Extract the stretch of lines that starts at the line with "Output the text content of this document." and ends at the last line of the data below. Give it exactly, without pictures.

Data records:
-----
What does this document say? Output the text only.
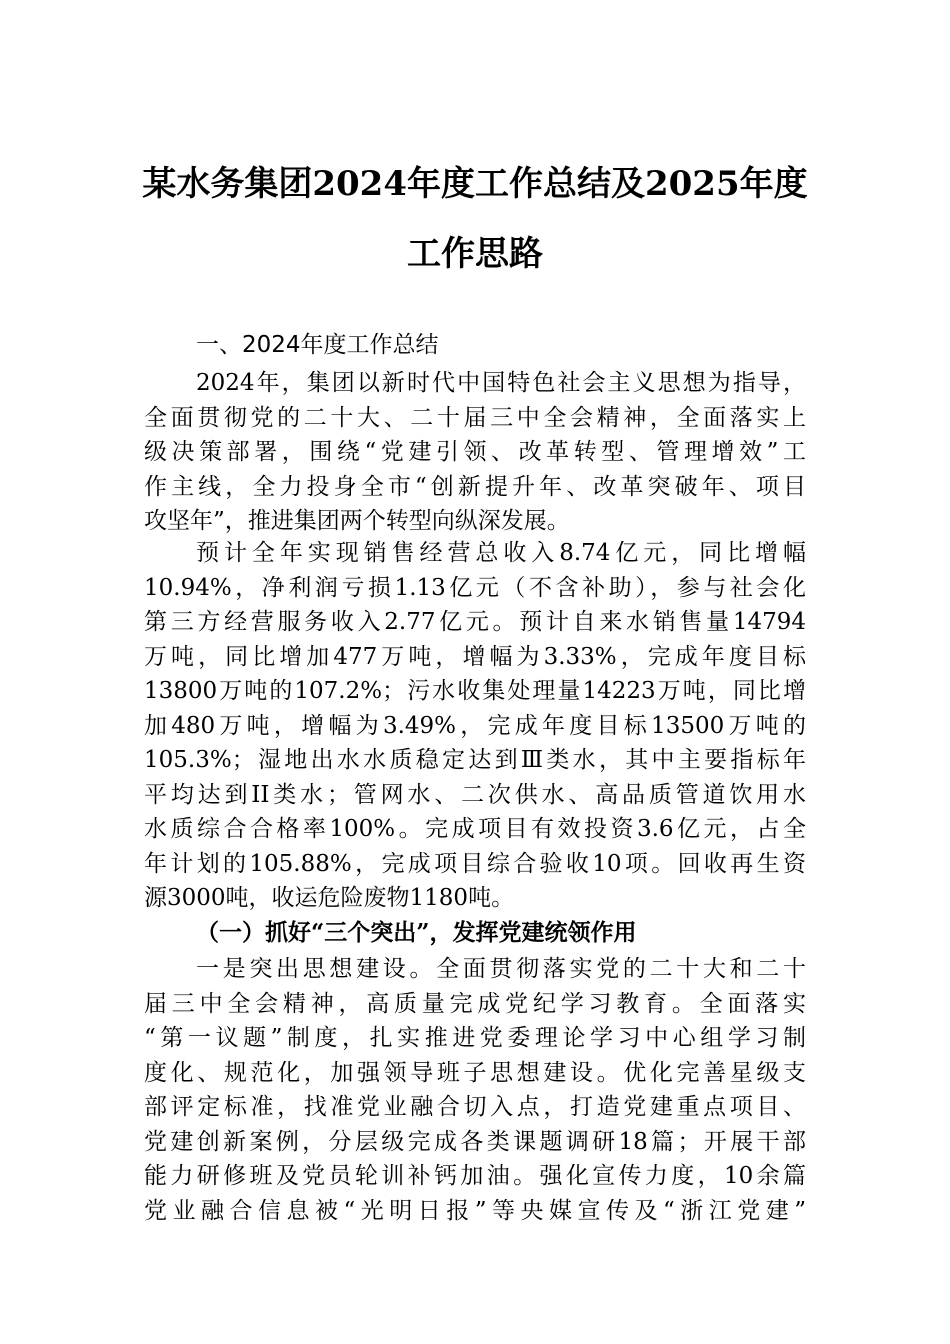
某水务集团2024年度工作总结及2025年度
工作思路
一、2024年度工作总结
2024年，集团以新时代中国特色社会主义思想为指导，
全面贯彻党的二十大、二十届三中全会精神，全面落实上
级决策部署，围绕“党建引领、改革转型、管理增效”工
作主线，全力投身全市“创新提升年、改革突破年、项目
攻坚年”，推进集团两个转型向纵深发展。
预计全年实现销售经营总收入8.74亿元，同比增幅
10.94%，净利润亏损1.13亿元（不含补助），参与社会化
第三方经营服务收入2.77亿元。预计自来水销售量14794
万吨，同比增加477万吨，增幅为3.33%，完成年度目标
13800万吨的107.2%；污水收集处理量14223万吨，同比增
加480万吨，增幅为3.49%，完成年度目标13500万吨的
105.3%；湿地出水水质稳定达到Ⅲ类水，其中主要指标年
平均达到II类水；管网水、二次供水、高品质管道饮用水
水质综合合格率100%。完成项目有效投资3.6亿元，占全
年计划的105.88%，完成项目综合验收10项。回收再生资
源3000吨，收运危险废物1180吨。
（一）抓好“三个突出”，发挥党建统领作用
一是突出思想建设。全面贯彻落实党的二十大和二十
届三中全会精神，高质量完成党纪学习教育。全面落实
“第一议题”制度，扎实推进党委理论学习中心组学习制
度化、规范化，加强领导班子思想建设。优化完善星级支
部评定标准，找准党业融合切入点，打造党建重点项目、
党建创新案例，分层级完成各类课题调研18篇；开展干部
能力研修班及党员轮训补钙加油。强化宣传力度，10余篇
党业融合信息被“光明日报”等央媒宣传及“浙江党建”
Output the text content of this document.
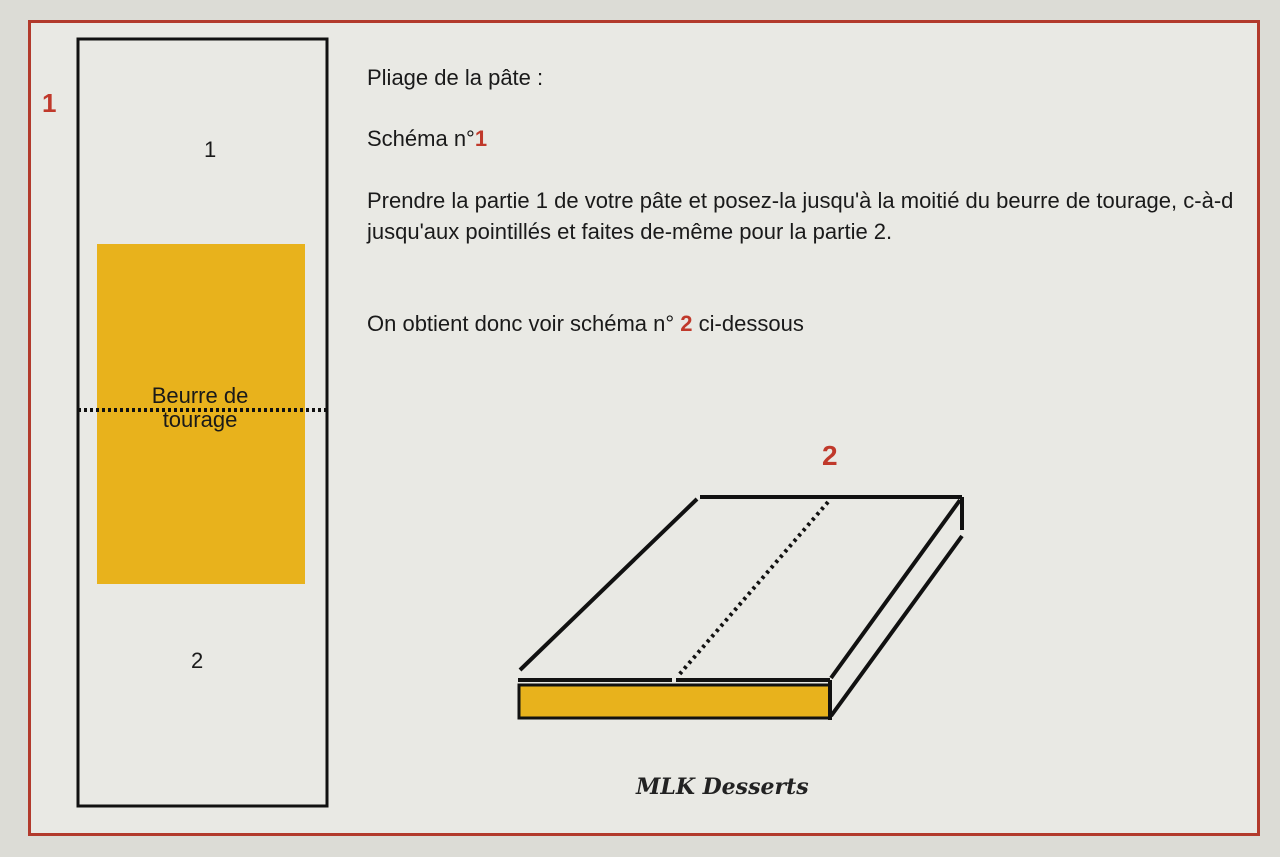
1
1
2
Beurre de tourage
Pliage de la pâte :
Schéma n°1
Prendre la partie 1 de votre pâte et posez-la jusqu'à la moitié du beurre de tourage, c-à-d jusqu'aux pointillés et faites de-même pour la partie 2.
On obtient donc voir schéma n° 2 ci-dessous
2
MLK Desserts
-----
◆ WRITTEN ANSWER:
Output the text content of this document.
1
1
2
Beurre de tourage
Pliage de la pâte :
Schéma n°1
Prendre la partie 1 de votre pâte et posez-la jusqu'à la moitié du beurre de tourage, c-à-d jusqu'aux pointillés et faites de-même pour la partie 2.
On obtient donc voir schéma n° 2 ci-dessous
2
MLK Desserts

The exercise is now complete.